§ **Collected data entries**
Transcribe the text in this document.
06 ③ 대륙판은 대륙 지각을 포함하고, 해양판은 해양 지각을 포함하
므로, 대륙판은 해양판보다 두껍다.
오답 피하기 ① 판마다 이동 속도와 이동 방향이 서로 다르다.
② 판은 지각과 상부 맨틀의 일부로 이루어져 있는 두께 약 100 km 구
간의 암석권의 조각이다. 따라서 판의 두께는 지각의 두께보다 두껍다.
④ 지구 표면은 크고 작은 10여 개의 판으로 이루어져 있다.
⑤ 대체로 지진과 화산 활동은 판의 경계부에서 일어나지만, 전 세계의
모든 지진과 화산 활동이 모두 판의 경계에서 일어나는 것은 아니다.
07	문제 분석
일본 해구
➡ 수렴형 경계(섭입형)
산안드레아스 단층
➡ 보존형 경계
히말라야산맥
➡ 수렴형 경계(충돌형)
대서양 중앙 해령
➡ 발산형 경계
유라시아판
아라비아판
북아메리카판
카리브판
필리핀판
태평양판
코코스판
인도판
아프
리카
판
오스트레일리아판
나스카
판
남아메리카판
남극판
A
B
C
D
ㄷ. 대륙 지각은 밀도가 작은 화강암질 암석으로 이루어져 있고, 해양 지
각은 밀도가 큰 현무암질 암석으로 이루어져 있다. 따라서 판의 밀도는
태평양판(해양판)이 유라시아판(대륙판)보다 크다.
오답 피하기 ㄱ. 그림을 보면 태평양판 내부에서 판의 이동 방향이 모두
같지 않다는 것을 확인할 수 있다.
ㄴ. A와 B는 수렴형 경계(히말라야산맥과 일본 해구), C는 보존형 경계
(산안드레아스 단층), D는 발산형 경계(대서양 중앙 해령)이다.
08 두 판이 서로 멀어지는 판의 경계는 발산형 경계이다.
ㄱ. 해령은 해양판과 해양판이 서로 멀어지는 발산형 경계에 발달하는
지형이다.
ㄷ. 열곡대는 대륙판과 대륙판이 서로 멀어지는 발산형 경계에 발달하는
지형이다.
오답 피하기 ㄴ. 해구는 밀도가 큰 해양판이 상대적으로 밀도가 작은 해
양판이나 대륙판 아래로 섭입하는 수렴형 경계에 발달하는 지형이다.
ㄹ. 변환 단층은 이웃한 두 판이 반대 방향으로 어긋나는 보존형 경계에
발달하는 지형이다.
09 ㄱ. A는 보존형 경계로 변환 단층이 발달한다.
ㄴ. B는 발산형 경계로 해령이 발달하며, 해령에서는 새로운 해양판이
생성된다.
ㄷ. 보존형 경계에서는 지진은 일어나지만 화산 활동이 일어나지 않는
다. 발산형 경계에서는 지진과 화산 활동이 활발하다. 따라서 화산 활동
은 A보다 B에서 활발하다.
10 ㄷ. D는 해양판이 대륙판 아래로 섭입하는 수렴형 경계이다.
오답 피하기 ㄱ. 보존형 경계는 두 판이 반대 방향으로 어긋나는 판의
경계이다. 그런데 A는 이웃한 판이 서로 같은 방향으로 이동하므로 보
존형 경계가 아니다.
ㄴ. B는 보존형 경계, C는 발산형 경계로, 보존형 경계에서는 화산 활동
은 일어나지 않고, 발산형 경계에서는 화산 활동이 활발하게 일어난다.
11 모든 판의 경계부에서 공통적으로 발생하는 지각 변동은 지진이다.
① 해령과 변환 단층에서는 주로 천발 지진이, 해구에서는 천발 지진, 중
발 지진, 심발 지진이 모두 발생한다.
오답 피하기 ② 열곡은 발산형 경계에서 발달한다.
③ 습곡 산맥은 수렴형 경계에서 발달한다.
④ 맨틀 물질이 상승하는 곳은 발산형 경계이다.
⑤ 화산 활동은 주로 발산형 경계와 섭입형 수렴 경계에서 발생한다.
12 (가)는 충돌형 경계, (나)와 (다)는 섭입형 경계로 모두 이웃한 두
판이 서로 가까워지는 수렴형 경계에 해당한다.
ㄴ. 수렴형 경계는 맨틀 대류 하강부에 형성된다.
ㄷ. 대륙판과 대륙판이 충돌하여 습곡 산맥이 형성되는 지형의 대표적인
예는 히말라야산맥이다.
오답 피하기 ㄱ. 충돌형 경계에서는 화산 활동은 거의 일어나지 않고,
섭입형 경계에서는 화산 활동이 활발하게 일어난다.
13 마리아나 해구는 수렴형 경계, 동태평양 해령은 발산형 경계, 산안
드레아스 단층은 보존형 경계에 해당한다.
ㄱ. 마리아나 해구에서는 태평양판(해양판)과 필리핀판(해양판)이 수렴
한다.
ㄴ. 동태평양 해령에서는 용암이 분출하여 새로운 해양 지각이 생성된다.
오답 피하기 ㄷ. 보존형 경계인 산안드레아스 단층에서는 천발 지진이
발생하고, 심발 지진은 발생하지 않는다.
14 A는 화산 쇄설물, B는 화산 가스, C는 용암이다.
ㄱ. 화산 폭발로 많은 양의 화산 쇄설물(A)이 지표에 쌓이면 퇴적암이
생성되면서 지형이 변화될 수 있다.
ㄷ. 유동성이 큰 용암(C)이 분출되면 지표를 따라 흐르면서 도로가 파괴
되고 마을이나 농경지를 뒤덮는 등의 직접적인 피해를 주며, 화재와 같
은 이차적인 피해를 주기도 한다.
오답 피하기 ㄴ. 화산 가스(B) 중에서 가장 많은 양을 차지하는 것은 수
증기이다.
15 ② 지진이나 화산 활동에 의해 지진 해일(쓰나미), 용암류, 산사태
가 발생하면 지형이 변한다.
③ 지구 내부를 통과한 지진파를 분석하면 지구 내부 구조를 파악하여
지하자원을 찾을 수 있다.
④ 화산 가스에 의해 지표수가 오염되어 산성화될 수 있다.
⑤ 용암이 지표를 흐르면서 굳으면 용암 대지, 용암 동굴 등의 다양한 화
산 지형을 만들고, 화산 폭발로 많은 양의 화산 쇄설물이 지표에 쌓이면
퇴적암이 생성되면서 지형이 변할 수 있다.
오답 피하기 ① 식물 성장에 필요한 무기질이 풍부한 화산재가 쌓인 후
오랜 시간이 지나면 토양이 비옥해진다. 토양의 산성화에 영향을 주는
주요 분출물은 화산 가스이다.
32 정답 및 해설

§ **The request**
Pick each line holding the word "대륙판과" out of the data and copy it.

§ **Task response**
ㄷ. 열곡대는 대륙판과 대륙판이 서로 멀어지는 발산형 경계에 발달하는
ㄷ. 대륙판과 대륙판이 충돌하여 습곡 산맥이 형성되는 지형의 대표적인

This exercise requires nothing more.